Extract every line below, verbatim.

A block of data:
- - - - - - -
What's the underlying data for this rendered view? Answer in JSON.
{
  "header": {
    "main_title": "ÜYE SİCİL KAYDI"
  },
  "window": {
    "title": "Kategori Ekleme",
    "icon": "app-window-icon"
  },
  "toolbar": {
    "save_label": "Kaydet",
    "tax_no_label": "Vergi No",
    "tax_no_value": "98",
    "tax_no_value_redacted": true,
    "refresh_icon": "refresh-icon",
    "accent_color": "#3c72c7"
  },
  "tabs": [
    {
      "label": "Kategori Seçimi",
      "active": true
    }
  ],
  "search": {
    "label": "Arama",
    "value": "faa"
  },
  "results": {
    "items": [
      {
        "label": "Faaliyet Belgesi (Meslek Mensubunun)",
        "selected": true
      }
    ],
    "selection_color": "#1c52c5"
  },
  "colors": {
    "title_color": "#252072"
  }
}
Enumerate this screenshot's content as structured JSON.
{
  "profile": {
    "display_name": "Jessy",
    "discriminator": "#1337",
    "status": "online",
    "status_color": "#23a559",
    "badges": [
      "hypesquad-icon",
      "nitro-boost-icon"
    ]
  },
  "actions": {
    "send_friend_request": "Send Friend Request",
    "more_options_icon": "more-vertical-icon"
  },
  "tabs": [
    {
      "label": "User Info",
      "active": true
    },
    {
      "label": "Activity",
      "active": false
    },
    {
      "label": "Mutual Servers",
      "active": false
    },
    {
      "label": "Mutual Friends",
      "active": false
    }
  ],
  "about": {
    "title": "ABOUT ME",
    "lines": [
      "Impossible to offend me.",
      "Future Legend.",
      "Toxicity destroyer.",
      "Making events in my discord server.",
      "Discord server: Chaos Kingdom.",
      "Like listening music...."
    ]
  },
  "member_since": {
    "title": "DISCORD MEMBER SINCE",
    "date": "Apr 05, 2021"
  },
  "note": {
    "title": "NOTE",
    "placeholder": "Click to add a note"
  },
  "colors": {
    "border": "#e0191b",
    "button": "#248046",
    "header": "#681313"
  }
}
- - - - - - -
TASK RESULT –
What's the underlying data for this rendered view? Answer in JSON.
{
  "header": {
    "main_title": "ÜYE SİCİL KAYDI"
  },
  "window": {
    "title": "Kategori Ekleme",
    "icon": "app-window-icon"
  },
  "toolbar": {
    "save_label": "Kaydet",
    "tax_no_label": "Vergi No",
    "tax_no_value": "98",
    "tax_no_value_redacted": true,
    "refresh_icon": "refresh-icon",
    "accent_color": "#3c72c7"
  },
  "tabs": [
    {
      "label": "Kategori Seçimi",
      "active": true
    }
  ],
  "search": {
    "label": "Arama",
    "value": "faa"
  },
  "results": {
    "items": [
      {
        "label": "Faaliyet Belgesi (Meslek Mensubunun)",
        "selected": true
      }
    ],
    "selection_color": "#1c52c5"
  },
  "colors": {
    "title_color": "#252072"
  }
}
Enumerate this screenshot's content as structured JSON.
{
  "profile": {
    "display_name": "Jessy",
    "discriminator": "#1337",
    "status": "online",
    "status_color": "#23a559",
    "badges": [
      "hypesquad-icon",
      "nitro-boost-icon"
    ]
  },
  "actions": {
    "send_friend_request": "Send Friend Request",
    "more_options_icon": "more-vertical-icon"
  },
  "tabs": [
    {
      "label": "User Info",
      "active": true
    },
    {
      "label": "Activity",
      "active": false
    },
    {
      "label": "Mutual Servers",
      "active": false
    },
    {
      "label": "Mutual Friends",
      "active": false
    }
  ],
  "about": {
    "title": "ABOUT ME",
    "lines": [
      "Impossible to offend me.",
      "Future Legend.",
      "Toxicity destroyer.",
      "Making events in my discord server.",
      "Discord server: Chaos Kingdom.",
      "Like listening music...."
    ]
  },
  "member_since": {
    "title": "DISCORD MEMBER SINCE",
    "date": "Apr 05, 2021"
  },
  "note": {
    "title": "NOTE",
    "placeholder": "Click to add a note"
  },
  "colors": {
    "border": "#e0191b",
    "button": "#248046",
    "header": "#681313"
  }
}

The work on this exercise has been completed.